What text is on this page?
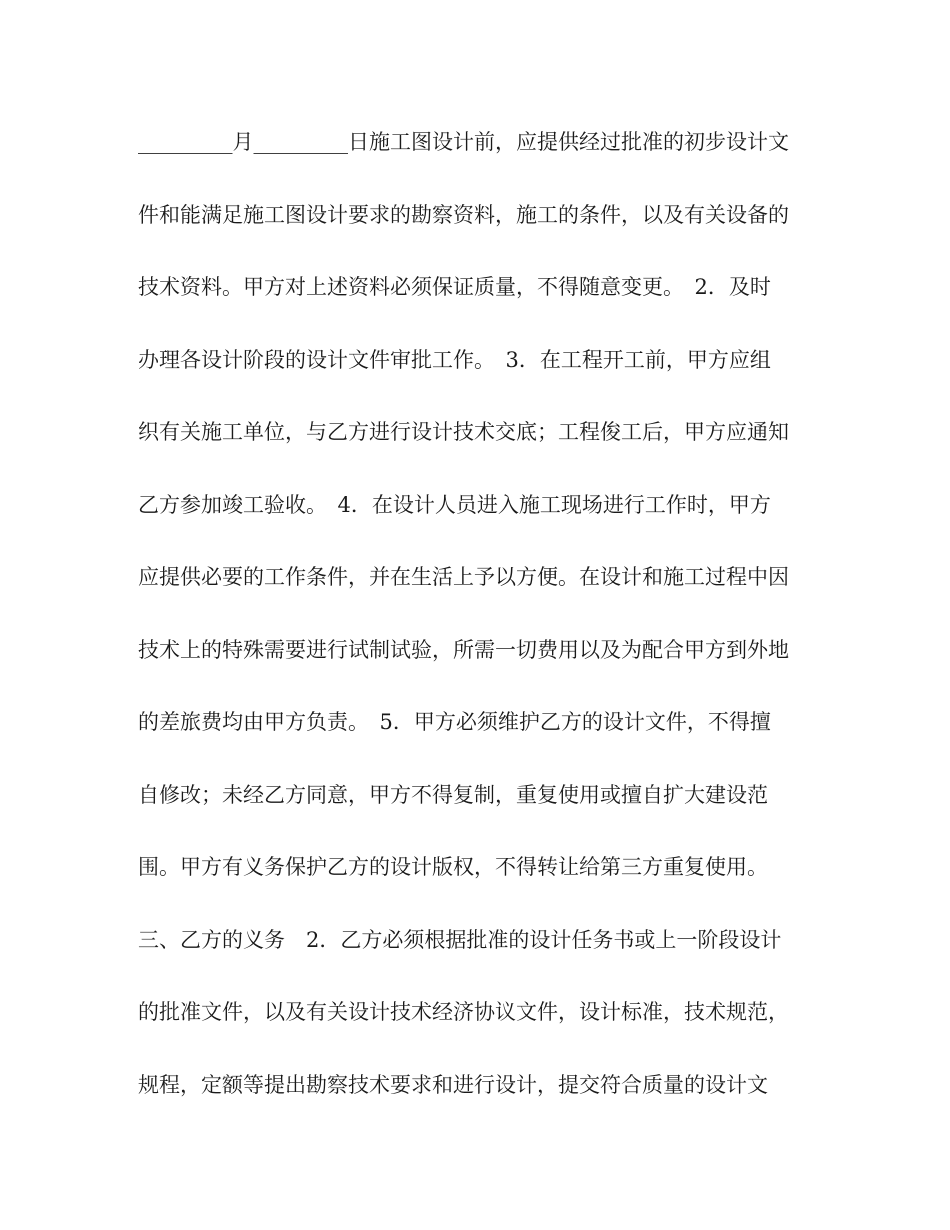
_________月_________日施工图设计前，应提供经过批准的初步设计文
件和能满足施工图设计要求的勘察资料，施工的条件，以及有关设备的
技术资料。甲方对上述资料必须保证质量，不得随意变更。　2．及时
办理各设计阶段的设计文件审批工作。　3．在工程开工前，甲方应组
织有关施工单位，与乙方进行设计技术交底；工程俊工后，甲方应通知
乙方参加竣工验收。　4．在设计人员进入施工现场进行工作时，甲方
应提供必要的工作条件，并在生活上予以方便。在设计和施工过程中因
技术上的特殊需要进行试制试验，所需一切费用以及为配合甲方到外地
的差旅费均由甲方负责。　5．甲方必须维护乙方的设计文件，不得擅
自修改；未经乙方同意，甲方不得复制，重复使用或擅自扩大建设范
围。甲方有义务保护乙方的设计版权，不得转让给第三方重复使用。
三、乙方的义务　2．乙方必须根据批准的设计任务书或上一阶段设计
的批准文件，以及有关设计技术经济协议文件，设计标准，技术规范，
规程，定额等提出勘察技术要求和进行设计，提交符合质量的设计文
---
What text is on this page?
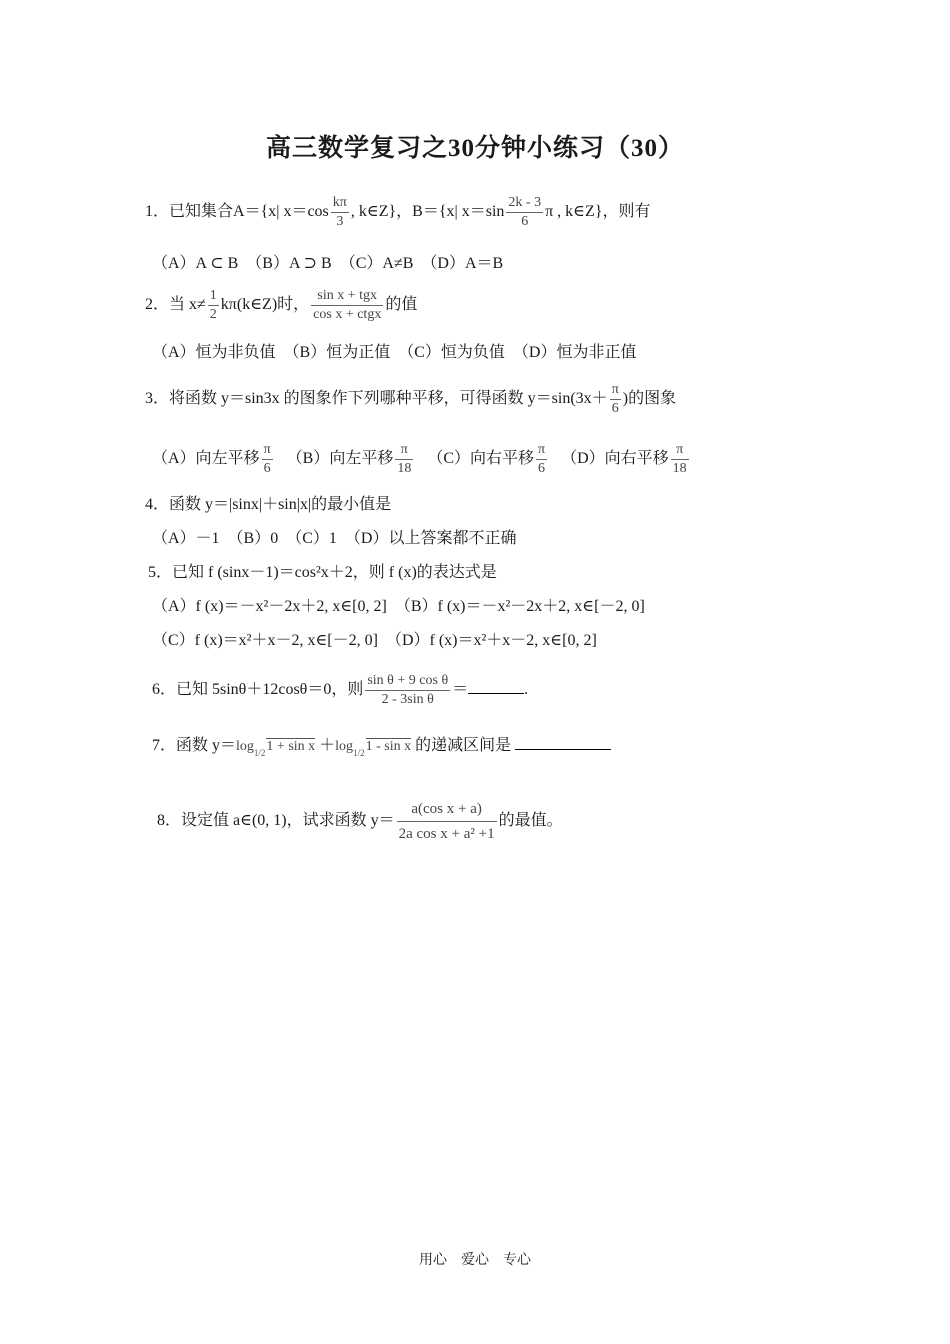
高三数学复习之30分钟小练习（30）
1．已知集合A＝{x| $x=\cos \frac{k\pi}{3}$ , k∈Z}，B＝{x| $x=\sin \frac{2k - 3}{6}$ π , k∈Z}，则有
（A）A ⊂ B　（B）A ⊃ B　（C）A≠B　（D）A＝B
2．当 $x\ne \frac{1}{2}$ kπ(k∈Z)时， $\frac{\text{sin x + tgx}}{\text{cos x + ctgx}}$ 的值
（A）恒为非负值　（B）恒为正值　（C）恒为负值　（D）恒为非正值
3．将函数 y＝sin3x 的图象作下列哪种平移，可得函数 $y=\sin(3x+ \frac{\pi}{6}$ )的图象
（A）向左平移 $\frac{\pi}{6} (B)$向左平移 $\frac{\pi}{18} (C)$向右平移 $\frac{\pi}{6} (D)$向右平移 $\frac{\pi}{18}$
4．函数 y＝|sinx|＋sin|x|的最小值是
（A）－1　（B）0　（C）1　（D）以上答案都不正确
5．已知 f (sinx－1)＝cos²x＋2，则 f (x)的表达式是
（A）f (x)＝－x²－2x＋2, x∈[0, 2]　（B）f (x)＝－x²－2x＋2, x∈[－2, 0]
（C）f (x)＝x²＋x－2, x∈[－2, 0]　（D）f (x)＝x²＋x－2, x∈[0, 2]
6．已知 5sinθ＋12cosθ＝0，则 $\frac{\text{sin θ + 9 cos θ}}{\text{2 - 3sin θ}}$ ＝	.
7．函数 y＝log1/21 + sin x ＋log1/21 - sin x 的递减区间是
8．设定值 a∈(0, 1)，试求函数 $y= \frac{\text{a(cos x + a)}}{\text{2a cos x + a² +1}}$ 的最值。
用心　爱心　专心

▶ WHAT IS ASKED: Where a line in the entries holds the word "text", copy that line.

▶ RESPONSE TO THIS TASK:
What text is on this page?
What text is on this page?
2．当 $x\ne \frac{1}{2}$ kπ(k∈Z)时， $\frac{\text{sin x + tgx}}{\text{cos x + ctgx}}$ 的值
6．已知 5sinθ＋12cosθ＝0，则 $\frac{\text{sin θ + 9 cos θ}}{\text{2 - 3sin θ}}$ ＝	.
8．设定值 a∈(0, 1)，试求函数 $y= \frac{\text{a(cos x + a)}}{\text{2a cos x + a² +1}}$ 的最值。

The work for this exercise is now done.